» TASK TO COMPLETE
Gather all lines from the material that contain the word "xlabel".

----- EXTRACTED DATA -----

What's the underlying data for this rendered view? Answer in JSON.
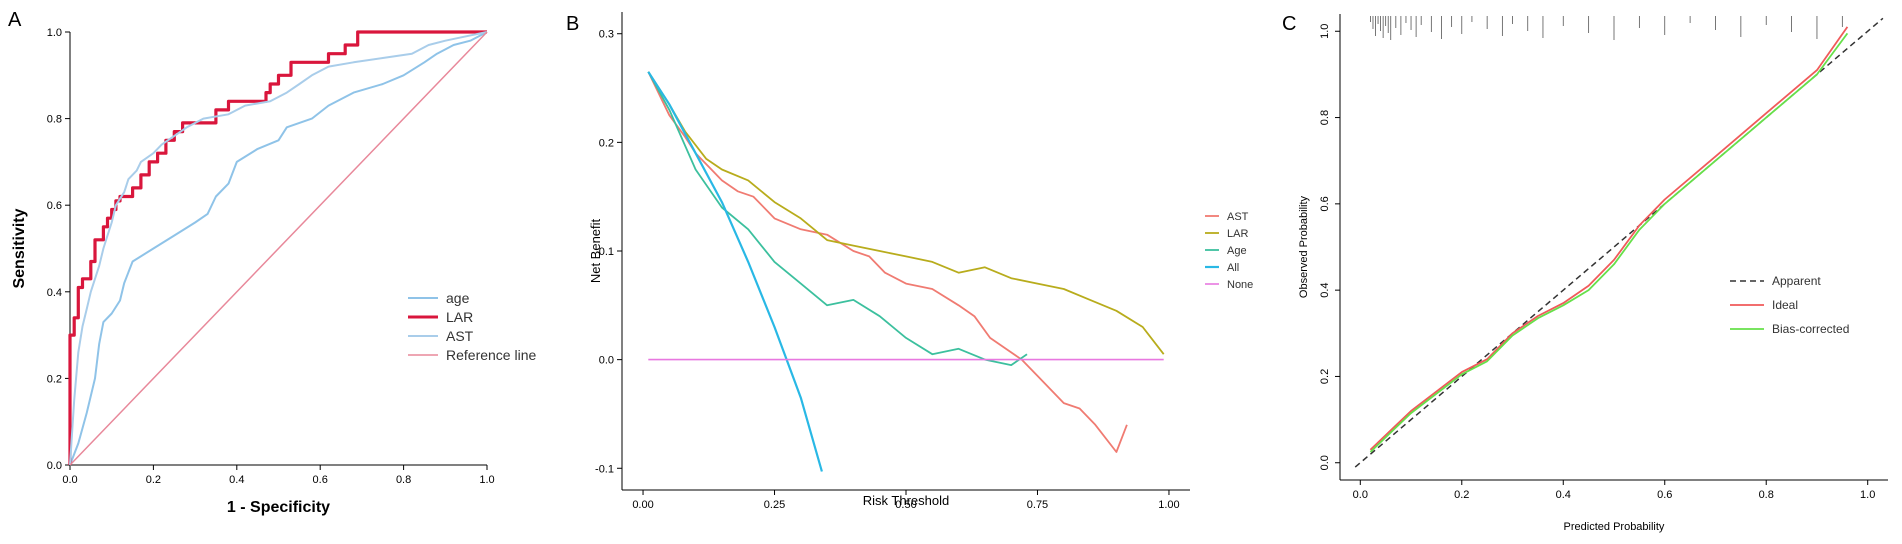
{
  "chart_data": [
    {
      "panel": "A",
      "type": "line",
      "xlabel": "1 - Specificity",
      "ylabel": "Sensitivity",
      "xlim": [
        0,
        1
      ],
      "ylim": [
        0,
        1
      ],
      "xticks": [
        "0.0",
        "0.2",
        "0.4",
        "0.6",
        "0.8",
        "1.0"
      ],
      "yticks": [
        "0.0",
        "0.2",
        "0.4",
        "0.6",
        "0.8",
        "1.0"
      ],
      "legend_position": "bottom-right",
      "series": [
        {
          "name": "age",
          "color": "#8fc3e8",
          "width": 2,
          "points": [
            [
              0,
              0
            ],
            [
              0.02,
              0.05
            ],
            [
              0.04,
              0.12
            ],
            [
              0.06,
              0.2
            ],
            [
              0.07,
              0.28
            ],
            [
              0.08,
              0.33
            ],
            [
              0.1,
              0.35
            ],
            [
              0.12,
              0.38
            ],
            [
              0.13,
              0.42
            ],
            [
              0.15,
              0.47
            ],
            [
              0.2,
              0.5
            ],
            [
              0.25,
              0.53
            ],
            [
              0.3,
              0.56
            ],
            [
              0.33,
              0.58
            ],
            [
              0.35,
              0.62
            ],
            [
              0.38,
              0.65
            ],
            [
              0.4,
              0.7
            ],
            [
              0.45,
              0.73
            ],
            [
              0.5,
              0.75
            ],
            [
              0.52,
              0.78
            ],
            [
              0.58,
              0.8
            ],
            [
              0.62,
              0.83
            ],
            [
              0.68,
              0.86
            ],
            [
              0.75,
              0.88
            ],
            [
              0.8,
              0.9
            ],
            [
              0.85,
              0.93
            ],
            [
              0.88,
              0.95
            ],
            [
              0.92,
              0.97
            ],
            [
              0.96,
              0.98
            ],
            [
              1,
              1
            ]
          ]
        },
        {
          "name": "LAR",
          "color": "#d9163c",
          "width": 3.2,
          "points": [
            [
              0,
              0
            ],
            [
              0,
              0.3
            ],
            [
              0.01,
              0.3
            ],
            [
              0.01,
              0.34
            ],
            [
              0.02,
              0.34
            ],
            [
              0.02,
              0.41
            ],
            [
              0.03,
              0.41
            ],
            [
              0.03,
              0.43
            ],
            [
              0.05,
              0.43
            ],
            [
              0.05,
              0.47
            ],
            [
              0.06,
              0.47
            ],
            [
              0.06,
              0.52
            ],
            [
              0.08,
              0.52
            ],
            [
              0.08,
              0.55
            ],
            [
              0.09,
              0.55
            ],
            [
              0.09,
              0.57
            ],
            [
              0.1,
              0.57
            ],
            [
              0.1,
              0.59
            ],
            [
              0.11,
              0.59
            ],
            [
              0.11,
              0.61
            ],
            [
              0.12,
              0.61
            ],
            [
              0.12,
              0.62
            ],
            [
              0.15,
              0.62
            ],
            [
              0.15,
              0.64
            ],
            [
              0.17,
              0.64
            ],
            [
              0.17,
              0.67
            ],
            [
              0.19,
              0.67
            ],
            [
              0.19,
              0.7
            ],
            [
              0.21,
              0.7
            ],
            [
              0.21,
              0.72
            ],
            [
              0.23,
              0.72
            ],
            [
              0.23,
              0.75
            ],
            [
              0.25,
              0.75
            ],
            [
              0.25,
              0.77
            ],
            [
              0.27,
              0.77
            ],
            [
              0.27,
              0.79
            ],
            [
              0.35,
              0.79
            ],
            [
              0.35,
              0.82
            ],
            [
              0.38,
              0.82
            ],
            [
              0.38,
              0.84
            ],
            [
              0.47,
              0.84
            ],
            [
              0.47,
              0.86
            ],
            [
              0.48,
              0.86
            ],
            [
              0.48,
              0.88
            ],
            [
              0.5,
              0.88
            ],
            [
              0.5,
              0.9
            ],
            [
              0.53,
              0.9
            ],
            [
              0.53,
              0.93
            ],
            [
              0.62,
              0.93
            ],
            [
              0.62,
              0.95
            ],
            [
              0.66,
              0.95
            ],
            [
              0.66,
              0.97
            ],
            [
              0.69,
              0.97
            ],
            [
              0.69,
              1
            ],
            [
              1,
              1
            ]
          ]
        },
        {
          "name": "AST",
          "color": "#a9cdea",
          "width": 2,
          "points": [
            [
              0,
              0
            ],
            [
              0.01,
              0.15
            ],
            [
              0.02,
              0.26
            ],
            [
              0.03,
              0.32
            ],
            [
              0.04,
              0.36
            ],
            [
              0.05,
              0.4
            ],
            [
              0.06,
              0.43
            ],
            [
              0.07,
              0.46
            ],
            [
              0.08,
              0.5
            ],
            [
              0.09,
              0.53
            ],
            [
              0.1,
              0.56
            ],
            [
              0.11,
              0.6
            ],
            [
              0.13,
              0.63
            ],
            [
              0.14,
              0.66
            ],
            [
              0.16,
              0.68
            ],
            [
              0.17,
              0.7
            ],
            [
              0.2,
              0.72
            ],
            [
              0.22,
              0.74
            ],
            [
              0.25,
              0.76
            ],
            [
              0.28,
              0.78
            ],
            [
              0.32,
              0.8
            ],
            [
              0.38,
              0.81
            ],
            [
              0.42,
              0.83
            ],
            [
              0.48,
              0.84
            ],
            [
              0.52,
              0.86
            ],
            [
              0.55,
              0.88
            ],
            [
              0.58,
              0.9
            ],
            [
              0.62,
              0.92
            ],
            [
              0.68,
              0.93
            ],
            [
              0.75,
              0.94
            ],
            [
              0.82,
              0.95
            ],
            [
              0.86,
              0.97
            ],
            [
              0.9,
              0.98
            ],
            [
              0.95,
              0.99
            ],
            [
              1,
              1
            ]
          ]
        },
        {
          "name": "Reference line",
          "color": "#e8889a",
          "width": 1.5,
          "points": [
            [
              0,
              0
            ],
            [
              1,
              1
            ]
          ]
        }
      ]
    },
    {
      "panel": "B",
      "type": "line",
      "xlabel": "Risk Threshold",
      "ylabel": "Net Benefit",
      "xlim": [
        -0.04,
        1.04
      ],
      "ylim": [
        -0.12,
        0.32
      ],
      "xticks": [
        "0.00",
        "0.25",
        "0.50",
        "0.75",
        "1.00"
      ],
      "yticks": [
        "-0.1",
        "0.0",
        "0.1",
        "0.2",
        "0.3"
      ],
      "legend_position": "right",
      "series": [
        {
          "name": "AST",
          "color": "#f07b72",
          "width": 1.8,
          "points": [
            [
              0.01,
              0.265
            ],
            [
              0.05,
              0.225
            ],
            [
              0.08,
              0.205
            ],
            [
              0.1,
              0.19
            ],
            [
              0.13,
              0.175
            ],
            [
              0.15,
              0.165
            ],
            [
              0.18,
              0.155
            ],
            [
              0.21,
              0.15
            ],
            [
              0.25,
              0.13
            ],
            [
              0.3,
              0.12
            ],
            [
              0.35,
              0.115
            ],
            [
              0.4,
              0.1
            ],
            [
              0.43,
              0.095
            ],
            [
              0.46,
              0.08
            ],
            [
              0.5,
              0.07
            ],
            [
              0.55,
              0.065
            ],
            [
              0.6,
              0.05
            ],
            [
              0.63,
              0.04
            ],
            [
              0.66,
              0.02
            ],
            [
              0.69,
              0.01
            ],
            [
              0.72,
              0.0
            ],
            [
              0.75,
              -0.015
            ],
            [
              0.78,
              -0.03
            ],
            [
              0.8,
              -0.04
            ],
            [
              0.83,
              -0.045
            ],
            [
              0.86,
              -0.06
            ],
            [
              0.9,
              -0.085
            ],
            [
              0.92,
              -0.06
            ]
          ]
        },
        {
          "name": "LAR",
          "color": "#b8ac1c",
          "width": 1.8,
          "points": [
            [
              0.01,
              0.265
            ],
            [
              0.05,
              0.235
            ],
            [
              0.08,
              0.21
            ],
            [
              0.12,
              0.185
            ],
            [
              0.15,
              0.175
            ],
            [
              0.2,
              0.165
            ],
            [
              0.25,
              0.145
            ],
            [
              0.3,
              0.13
            ],
            [
              0.35,
              0.11
            ],
            [
              0.4,
              0.105
            ],
            [
              0.45,
              0.1
            ],
            [
              0.5,
              0.095
            ],
            [
              0.55,
              0.09
            ],
            [
              0.6,
              0.08
            ],
            [
              0.65,
              0.085
            ],
            [
              0.7,
              0.075
            ],
            [
              0.75,
              0.07
            ],
            [
              0.8,
              0.065
            ],
            [
              0.85,
              0.055
            ],
            [
              0.9,
              0.045
            ],
            [
              0.95,
              0.03
            ],
            [
              0.99,
              0.005
            ]
          ]
        },
        {
          "name": "Age",
          "color": "#3cc09e",
          "width": 1.8,
          "points": [
            [
              0.01,
              0.265
            ],
            [
              0.05,
              0.23
            ],
            [
              0.1,
              0.175
            ],
            [
              0.15,
              0.14
            ],
            [
              0.2,
              0.12
            ],
            [
              0.25,
              0.09
            ],
            [
              0.3,
              0.07
            ],
            [
              0.35,
              0.05
            ],
            [
              0.4,
              0.055
            ],
            [
              0.45,
              0.04
            ],
            [
              0.5,
              0.02
            ],
            [
              0.55,
              0.005
            ],
            [
              0.6,
              0.01
            ],
            [
              0.65,
              0.0
            ],
            [
              0.7,
              -0.005
            ],
            [
              0.73,
              0.005
            ]
          ]
        },
        {
          "name": "All",
          "color": "#29b8e5",
          "width": 2.2,
          "points": [
            [
              0.01,
              0.265
            ],
            [
              0.05,
              0.235
            ],
            [
              0.1,
              0.19
            ],
            [
              0.15,
              0.145
            ],
            [
              0.2,
              0.09
            ],
            [
              0.25,
              0.03
            ],
            [
              0.3,
              -0.035
            ],
            [
              0.34,
              -0.103
            ]
          ]
        },
        {
          "name": "None",
          "color": "#e878e0",
          "width": 1.6,
          "points": [
            [
              0.01,
              0.0
            ],
            [
              0.99,
              0.0
            ]
          ]
        }
      ]
    },
    {
      "panel": "C",
      "type": "line",
      "xlabel": "Predicted Probability",
      "ylabel": "Observed Probability",
      "xlim": [
        -0.04,
        1.04
      ],
      "ylim": [
        -0.04,
        1.04
      ],
      "xticks": [
        "0.0",
        "0.2",
        "0.4",
        "0.6",
        "0.8",
        "1.0"
      ],
      "yticks": [
        "0.0",
        "0.2",
        "0.4",
        "0.6",
        "0.8",
        "1.0"
      ],
      "legend_position": "right",
      "rug": [
        0.02,
        0.025,
        0.03,
        0.035,
        0.04,
        0.045,
        0.05,
        0.055,
        0.06,
        0.07,
        0.08,
        0.09,
        0.1,
        0.11,
        0.12,
        0.14,
        0.16,
        0.18,
        0.2,
        0.22,
        0.25,
        0.28,
        0.3,
        0.33,
        0.36,
        0.4,
        0.45,
        0.5,
        0.55,
        0.6,
        0.65,
        0.7,
        0.75,
        0.8,
        0.85,
        0.9,
        0.95
      ],
      "series": [
        {
          "name": "Apparent",
          "color": "#333333",
          "width": 1.5,
          "dash": true,
          "points": [
            [
              -0.01,
              -0.01
            ],
            [
              1.03,
              1.03
            ]
          ]
        },
        {
          "name": "Ideal",
          "color": "#f05a5a",
          "width": 1.8,
          "points": [
            [
              0.02,
              0.03
            ],
            [
              0.1,
              0.12
            ],
            [
              0.2,
              0.21
            ],
            [
              0.25,
              0.24
            ],
            [
              0.3,
              0.3
            ],
            [
              0.35,
              0.34
            ],
            [
              0.4,
              0.37
            ],
            [
              0.45,
              0.41
            ],
            [
              0.5,
              0.47
            ],
            [
              0.55,
              0.55
            ],
            [
              0.6,
              0.61
            ],
            [
              0.7,
              0.71
            ],
            [
              0.8,
              0.81
            ],
            [
              0.9,
              0.91
            ],
            [
              0.96,
              1.01
            ]
          ]
        },
        {
          "name": "Bias-corrected",
          "color": "#66e04a",
          "width": 1.8,
          "points": [
            [
              0.02,
              0.025
            ],
            [
              0.1,
              0.115
            ],
            [
              0.2,
              0.205
            ],
            [
              0.25,
              0.235
            ],
            [
              0.3,
              0.295
            ],
            [
              0.35,
              0.335
            ],
            [
              0.4,
              0.365
            ],
            [
              0.45,
              0.4
            ],
            [
              0.5,
              0.46
            ],
            [
              0.55,
              0.54
            ],
            [
              0.6,
              0.6
            ],
            [
              0.7,
              0.7
            ],
            [
              0.8,
              0.8
            ],
            [
              0.9,
              0.9
            ],
            [
              0.96,
              0.995
            ]
          ]
        }
      ]
    }
  ],
  "panel_labels": [
    "A",
    "B",
    "C"
  ]
}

-----

» RESULT BELOW
      "xlabel": "1 - Specificity",
      "xlabel": "Risk Threshold",
      "xlabel": "Predicted Probability",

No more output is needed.